What is required:
Check each line of the material below, and copy it if it holds the string "title".

Figure data in JSON
>> START

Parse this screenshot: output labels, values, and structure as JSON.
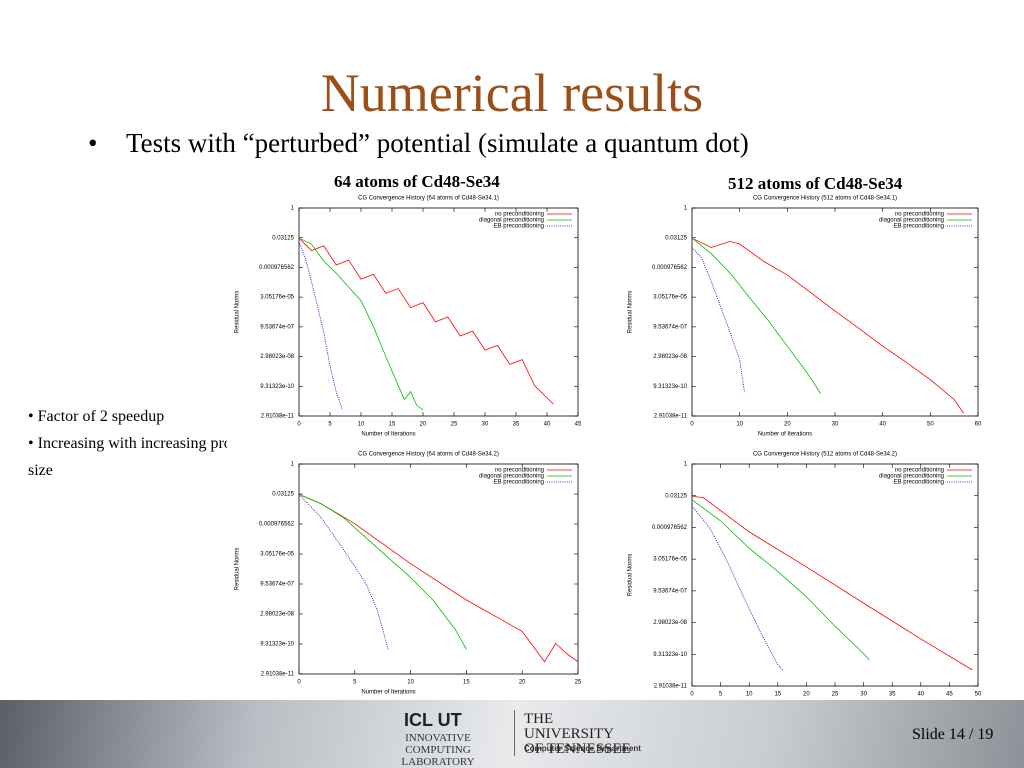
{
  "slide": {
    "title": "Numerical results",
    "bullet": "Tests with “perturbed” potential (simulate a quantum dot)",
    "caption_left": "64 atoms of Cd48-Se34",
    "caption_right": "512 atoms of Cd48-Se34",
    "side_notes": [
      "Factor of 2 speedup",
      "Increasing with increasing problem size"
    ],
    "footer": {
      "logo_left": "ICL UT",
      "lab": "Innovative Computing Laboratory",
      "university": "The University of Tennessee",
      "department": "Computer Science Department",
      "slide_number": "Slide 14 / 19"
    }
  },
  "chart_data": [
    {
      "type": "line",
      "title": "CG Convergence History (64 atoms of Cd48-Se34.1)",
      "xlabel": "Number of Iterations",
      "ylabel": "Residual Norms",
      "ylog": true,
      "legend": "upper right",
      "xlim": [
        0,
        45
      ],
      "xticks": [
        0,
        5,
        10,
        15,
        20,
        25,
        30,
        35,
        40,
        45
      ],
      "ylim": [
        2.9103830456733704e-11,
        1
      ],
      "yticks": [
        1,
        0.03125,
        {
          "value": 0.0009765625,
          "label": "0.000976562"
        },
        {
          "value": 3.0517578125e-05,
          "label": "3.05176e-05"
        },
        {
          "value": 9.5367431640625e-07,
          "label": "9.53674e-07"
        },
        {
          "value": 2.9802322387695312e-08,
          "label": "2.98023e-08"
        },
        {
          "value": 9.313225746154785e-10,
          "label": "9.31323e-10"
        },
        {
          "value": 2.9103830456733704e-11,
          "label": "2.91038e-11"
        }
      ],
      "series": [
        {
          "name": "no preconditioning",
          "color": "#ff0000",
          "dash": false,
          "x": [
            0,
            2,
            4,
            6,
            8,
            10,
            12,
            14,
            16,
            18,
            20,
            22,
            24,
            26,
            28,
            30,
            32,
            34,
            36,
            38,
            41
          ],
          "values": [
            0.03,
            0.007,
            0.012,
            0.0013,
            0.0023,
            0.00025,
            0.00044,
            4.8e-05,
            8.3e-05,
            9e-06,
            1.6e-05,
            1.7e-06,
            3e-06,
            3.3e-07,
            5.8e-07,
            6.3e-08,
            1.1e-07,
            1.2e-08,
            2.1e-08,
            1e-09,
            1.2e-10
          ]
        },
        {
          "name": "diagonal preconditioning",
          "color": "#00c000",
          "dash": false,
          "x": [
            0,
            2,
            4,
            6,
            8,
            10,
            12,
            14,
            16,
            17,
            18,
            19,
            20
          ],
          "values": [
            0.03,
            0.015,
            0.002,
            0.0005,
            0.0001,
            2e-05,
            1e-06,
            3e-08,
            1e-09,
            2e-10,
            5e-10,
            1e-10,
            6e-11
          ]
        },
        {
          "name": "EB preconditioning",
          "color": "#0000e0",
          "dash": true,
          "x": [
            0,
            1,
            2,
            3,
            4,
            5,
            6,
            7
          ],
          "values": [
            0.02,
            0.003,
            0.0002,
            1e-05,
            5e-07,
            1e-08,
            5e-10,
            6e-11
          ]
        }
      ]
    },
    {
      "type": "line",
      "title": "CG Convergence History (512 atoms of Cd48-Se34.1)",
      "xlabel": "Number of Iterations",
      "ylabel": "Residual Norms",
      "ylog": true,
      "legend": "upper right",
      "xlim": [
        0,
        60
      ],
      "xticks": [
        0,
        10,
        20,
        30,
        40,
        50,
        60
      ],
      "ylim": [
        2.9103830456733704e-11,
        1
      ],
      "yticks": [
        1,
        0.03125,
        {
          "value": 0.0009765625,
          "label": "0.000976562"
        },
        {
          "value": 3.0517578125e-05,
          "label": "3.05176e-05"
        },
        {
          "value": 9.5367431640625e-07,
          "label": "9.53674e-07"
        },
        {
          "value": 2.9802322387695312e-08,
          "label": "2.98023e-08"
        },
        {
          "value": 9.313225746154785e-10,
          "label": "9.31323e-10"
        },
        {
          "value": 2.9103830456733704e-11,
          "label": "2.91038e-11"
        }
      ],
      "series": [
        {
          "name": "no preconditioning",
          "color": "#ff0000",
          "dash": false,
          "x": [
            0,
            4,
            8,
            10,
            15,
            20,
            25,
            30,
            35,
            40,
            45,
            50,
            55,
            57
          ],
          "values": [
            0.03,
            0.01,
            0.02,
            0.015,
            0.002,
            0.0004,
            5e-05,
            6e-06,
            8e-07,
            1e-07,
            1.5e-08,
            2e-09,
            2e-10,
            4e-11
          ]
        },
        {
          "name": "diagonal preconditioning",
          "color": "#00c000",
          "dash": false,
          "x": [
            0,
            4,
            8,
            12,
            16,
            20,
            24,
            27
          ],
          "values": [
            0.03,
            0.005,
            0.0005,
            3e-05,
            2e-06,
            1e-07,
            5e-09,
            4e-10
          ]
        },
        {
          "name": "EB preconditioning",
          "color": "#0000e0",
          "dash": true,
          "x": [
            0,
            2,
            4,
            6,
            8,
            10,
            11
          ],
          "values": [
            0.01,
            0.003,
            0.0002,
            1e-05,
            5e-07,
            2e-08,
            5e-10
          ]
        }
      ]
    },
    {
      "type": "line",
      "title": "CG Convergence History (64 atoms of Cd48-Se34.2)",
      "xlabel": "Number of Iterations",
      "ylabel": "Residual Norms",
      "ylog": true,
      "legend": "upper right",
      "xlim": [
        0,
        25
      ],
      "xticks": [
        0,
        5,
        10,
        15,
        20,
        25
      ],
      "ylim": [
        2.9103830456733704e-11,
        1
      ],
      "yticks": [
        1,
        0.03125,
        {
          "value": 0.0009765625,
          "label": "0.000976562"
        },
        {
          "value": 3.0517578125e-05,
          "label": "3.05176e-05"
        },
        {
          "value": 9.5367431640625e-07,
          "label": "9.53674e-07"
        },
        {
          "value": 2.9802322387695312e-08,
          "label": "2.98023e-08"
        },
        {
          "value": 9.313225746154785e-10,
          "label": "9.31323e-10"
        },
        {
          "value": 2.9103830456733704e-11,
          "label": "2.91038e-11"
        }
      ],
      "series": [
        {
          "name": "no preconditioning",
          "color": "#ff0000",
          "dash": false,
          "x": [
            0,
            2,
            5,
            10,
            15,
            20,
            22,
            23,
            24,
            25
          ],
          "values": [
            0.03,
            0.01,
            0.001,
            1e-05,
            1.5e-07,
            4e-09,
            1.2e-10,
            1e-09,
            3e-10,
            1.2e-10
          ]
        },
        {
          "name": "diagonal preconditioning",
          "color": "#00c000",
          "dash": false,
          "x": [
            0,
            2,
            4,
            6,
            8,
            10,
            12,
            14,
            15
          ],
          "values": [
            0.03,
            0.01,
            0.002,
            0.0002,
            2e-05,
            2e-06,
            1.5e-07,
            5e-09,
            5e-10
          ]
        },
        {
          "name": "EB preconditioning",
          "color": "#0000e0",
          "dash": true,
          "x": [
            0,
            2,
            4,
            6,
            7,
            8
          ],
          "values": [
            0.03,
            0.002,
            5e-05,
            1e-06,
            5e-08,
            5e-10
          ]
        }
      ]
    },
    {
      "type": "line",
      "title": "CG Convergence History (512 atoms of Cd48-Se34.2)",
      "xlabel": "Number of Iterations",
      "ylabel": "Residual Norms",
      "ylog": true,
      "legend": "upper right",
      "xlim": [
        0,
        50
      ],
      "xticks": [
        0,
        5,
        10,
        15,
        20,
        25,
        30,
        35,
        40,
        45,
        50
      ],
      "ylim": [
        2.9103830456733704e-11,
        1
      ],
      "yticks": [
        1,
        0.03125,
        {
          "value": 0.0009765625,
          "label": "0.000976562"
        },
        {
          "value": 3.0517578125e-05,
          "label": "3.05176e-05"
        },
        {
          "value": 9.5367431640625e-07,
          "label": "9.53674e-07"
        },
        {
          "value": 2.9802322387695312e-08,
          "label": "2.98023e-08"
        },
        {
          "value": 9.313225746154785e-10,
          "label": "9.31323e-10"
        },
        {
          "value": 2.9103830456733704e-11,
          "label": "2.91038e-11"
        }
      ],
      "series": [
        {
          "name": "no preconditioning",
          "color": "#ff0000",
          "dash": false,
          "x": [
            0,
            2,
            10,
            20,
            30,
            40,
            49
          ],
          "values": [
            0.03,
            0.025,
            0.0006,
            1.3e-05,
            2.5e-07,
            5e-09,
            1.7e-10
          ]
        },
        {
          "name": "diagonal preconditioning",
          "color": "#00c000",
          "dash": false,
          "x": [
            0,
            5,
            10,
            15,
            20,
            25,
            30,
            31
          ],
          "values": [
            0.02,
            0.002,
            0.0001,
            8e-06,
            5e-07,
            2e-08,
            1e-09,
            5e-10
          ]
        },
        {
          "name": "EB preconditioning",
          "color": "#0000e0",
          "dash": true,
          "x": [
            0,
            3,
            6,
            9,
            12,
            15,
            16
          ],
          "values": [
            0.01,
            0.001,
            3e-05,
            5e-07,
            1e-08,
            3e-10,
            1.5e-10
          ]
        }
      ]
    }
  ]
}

>> END

Completed exercise:
    "title": "Numerical results",
      "title": "CG Convergence History (64 atoms of Cd48-Se34.1)",
      "title": "CG Convergence History (512 atoms of Cd48-Se34.1)",
      "title": "CG Convergence History (64 atoms of Cd48-Se34.2)",
      "title": "CG Convergence History (512 atoms of Cd48-Se34.2)",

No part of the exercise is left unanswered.